What this task involves:
Find and copy lines holding "Media".

Given data:
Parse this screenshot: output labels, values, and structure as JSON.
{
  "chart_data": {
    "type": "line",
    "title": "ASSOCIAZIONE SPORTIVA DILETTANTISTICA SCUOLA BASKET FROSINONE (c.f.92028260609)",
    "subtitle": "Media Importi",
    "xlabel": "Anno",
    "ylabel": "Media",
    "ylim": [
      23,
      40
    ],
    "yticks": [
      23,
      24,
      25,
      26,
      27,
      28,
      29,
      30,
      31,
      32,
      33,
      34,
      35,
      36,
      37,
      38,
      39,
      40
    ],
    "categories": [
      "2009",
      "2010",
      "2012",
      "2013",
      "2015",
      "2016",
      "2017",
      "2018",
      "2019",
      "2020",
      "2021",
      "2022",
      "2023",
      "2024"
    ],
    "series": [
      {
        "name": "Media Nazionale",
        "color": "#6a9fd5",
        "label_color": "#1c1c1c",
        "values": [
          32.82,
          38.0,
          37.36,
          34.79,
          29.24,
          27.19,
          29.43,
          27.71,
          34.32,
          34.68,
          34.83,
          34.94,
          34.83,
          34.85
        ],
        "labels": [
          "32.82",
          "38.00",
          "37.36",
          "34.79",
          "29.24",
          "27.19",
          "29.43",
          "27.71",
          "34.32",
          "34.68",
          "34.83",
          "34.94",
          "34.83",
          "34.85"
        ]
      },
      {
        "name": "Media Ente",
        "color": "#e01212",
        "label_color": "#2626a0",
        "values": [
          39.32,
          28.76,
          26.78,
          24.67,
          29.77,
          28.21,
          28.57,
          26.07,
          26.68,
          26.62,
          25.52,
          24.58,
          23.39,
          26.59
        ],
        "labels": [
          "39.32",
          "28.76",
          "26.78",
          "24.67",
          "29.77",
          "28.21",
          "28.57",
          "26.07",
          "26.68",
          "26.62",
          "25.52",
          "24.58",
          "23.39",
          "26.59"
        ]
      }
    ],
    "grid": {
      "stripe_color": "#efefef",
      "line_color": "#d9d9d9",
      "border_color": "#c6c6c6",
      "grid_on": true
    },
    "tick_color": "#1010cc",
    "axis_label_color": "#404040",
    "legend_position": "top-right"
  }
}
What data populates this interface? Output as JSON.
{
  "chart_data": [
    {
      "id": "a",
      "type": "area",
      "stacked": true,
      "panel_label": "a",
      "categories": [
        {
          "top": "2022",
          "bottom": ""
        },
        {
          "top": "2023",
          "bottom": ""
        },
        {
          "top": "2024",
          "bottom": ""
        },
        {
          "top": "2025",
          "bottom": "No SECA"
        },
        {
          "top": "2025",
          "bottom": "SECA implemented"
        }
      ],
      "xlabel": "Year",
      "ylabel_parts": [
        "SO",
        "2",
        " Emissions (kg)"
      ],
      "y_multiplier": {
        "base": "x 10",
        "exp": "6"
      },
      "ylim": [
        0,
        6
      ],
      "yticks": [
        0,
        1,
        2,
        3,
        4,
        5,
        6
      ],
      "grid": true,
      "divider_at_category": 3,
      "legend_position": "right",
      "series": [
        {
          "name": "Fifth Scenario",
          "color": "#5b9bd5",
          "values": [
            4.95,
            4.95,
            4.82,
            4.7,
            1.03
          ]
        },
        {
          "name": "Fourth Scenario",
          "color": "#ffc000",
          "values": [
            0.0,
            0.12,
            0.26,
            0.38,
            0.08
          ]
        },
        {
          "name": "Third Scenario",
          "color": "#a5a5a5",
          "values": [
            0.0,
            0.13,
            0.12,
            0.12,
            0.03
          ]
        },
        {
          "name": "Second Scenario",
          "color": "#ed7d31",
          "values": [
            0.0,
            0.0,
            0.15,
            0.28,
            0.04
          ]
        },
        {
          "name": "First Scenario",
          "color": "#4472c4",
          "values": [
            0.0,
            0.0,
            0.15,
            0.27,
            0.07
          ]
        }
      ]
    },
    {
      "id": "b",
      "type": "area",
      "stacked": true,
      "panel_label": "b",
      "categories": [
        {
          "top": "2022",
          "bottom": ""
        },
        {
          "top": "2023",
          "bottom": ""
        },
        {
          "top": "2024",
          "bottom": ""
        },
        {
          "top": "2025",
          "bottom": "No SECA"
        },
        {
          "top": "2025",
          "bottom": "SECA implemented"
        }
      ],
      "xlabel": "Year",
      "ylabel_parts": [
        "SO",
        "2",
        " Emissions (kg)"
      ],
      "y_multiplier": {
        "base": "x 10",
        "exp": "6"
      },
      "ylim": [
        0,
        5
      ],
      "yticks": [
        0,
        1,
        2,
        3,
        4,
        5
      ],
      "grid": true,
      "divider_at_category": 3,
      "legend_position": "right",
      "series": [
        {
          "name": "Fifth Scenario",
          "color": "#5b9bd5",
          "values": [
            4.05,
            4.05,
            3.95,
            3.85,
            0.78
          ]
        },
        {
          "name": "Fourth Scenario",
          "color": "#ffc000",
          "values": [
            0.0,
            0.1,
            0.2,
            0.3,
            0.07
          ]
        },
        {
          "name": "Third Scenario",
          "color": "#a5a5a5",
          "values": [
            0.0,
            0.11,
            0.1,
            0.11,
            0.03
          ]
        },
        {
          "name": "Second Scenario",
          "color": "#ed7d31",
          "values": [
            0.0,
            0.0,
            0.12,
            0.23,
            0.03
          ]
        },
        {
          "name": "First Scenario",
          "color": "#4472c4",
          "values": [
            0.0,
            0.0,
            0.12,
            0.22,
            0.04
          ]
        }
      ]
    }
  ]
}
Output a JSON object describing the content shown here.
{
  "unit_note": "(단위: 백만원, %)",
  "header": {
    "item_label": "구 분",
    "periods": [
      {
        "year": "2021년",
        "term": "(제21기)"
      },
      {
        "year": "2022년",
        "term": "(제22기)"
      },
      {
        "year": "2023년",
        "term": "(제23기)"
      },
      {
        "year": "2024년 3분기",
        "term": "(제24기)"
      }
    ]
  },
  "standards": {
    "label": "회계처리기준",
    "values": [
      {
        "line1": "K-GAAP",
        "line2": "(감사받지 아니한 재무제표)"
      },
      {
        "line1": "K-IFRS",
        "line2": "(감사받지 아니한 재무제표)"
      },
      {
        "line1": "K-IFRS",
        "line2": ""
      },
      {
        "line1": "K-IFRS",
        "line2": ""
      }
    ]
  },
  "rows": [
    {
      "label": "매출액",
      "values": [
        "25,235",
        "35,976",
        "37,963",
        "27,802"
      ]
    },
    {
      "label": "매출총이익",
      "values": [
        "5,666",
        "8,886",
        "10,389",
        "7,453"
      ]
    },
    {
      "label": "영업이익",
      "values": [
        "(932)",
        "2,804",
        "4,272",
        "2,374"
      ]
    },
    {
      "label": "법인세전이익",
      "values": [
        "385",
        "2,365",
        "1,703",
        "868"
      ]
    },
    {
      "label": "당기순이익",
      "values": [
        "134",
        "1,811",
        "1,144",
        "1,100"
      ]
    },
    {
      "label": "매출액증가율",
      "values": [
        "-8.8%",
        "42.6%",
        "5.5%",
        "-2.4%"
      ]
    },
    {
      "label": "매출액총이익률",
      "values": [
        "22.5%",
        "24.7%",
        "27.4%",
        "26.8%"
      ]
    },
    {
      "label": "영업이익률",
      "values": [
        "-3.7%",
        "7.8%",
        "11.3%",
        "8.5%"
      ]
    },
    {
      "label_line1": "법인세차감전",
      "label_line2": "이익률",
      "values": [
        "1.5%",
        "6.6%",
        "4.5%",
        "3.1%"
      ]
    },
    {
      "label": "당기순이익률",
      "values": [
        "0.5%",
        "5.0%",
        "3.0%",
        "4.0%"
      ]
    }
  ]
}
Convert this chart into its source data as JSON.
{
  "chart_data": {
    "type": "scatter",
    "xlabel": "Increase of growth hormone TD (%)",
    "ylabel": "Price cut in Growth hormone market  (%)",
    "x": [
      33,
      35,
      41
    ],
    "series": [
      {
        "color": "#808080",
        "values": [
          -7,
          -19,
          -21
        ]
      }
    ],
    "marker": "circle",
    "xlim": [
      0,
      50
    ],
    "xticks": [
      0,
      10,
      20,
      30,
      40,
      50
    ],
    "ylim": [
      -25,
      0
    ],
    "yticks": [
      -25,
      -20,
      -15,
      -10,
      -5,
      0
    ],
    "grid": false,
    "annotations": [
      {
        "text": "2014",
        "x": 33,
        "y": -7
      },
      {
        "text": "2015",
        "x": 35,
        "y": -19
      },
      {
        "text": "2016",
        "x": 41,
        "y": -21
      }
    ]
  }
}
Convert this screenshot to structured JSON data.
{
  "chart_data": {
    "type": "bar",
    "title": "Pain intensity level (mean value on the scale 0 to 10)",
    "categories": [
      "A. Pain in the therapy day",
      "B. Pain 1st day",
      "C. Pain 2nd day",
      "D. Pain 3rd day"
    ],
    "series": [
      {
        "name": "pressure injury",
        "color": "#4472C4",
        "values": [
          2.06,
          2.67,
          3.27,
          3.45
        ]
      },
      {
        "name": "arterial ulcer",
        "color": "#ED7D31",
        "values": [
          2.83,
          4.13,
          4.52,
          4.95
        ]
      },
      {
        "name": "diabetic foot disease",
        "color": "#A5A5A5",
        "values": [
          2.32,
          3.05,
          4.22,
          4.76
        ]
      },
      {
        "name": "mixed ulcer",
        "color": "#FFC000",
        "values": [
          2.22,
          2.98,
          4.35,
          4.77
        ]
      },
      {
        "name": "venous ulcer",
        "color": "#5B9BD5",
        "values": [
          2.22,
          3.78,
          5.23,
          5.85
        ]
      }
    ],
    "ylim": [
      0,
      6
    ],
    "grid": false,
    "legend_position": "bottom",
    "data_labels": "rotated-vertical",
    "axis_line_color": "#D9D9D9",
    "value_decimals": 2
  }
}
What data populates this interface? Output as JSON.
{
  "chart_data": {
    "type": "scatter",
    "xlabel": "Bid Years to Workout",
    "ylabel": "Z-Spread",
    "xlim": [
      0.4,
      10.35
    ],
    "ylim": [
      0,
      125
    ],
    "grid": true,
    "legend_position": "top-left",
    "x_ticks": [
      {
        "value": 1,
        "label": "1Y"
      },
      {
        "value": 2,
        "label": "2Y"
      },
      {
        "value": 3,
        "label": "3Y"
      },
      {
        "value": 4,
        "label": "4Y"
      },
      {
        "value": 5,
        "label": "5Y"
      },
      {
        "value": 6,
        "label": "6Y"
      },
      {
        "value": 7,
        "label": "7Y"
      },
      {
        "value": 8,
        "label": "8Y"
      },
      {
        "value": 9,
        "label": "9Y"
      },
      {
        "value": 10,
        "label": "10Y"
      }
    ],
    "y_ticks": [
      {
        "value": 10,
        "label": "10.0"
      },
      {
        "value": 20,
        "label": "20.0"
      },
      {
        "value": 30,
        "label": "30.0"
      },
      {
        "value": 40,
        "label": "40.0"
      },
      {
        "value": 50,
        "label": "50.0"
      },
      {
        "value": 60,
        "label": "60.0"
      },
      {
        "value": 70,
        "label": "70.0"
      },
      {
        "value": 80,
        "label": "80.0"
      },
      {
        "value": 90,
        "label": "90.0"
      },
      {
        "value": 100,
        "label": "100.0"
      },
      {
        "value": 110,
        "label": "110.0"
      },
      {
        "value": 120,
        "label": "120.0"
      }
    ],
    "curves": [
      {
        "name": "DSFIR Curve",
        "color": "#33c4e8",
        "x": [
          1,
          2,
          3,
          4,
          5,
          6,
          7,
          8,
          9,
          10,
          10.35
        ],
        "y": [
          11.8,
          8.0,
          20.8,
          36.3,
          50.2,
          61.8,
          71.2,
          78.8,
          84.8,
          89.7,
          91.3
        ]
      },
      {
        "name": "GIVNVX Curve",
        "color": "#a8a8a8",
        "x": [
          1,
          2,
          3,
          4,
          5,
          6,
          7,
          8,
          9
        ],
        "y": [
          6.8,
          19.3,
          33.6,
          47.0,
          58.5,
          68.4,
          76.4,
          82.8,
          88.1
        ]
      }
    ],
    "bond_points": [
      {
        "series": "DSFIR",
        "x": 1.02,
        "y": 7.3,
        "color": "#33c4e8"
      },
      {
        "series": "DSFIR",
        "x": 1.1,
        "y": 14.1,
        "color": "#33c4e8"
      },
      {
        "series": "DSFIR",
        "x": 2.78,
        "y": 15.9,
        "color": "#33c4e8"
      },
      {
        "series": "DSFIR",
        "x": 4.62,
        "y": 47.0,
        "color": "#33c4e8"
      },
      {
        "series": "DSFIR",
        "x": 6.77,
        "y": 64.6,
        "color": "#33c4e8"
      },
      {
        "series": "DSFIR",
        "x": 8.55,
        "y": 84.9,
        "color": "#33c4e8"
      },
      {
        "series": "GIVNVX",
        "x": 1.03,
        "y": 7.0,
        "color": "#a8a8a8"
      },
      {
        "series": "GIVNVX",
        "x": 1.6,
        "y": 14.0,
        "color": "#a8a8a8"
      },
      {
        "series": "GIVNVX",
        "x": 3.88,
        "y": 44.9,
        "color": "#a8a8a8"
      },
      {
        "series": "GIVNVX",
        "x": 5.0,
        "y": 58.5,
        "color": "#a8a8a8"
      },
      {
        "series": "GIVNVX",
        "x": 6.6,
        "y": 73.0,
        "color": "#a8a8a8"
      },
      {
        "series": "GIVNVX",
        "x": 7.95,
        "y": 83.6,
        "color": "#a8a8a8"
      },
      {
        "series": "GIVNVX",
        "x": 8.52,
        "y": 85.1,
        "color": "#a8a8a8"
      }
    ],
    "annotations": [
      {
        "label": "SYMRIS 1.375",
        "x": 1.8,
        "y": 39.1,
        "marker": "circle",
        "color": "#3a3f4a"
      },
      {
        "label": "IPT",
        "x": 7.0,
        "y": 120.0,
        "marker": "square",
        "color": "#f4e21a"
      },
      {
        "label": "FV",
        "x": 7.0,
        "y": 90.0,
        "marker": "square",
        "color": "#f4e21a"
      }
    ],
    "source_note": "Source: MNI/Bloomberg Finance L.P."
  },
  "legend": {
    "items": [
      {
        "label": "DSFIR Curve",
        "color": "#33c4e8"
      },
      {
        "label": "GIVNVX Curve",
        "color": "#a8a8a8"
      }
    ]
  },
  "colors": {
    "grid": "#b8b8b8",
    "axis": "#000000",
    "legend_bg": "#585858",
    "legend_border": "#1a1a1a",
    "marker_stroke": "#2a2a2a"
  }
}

Written reply:
    "subtitle": "Media Importi",
    "ylabel": "Media",
        "name": "Media Nazionale",
        "name": "Media Ente",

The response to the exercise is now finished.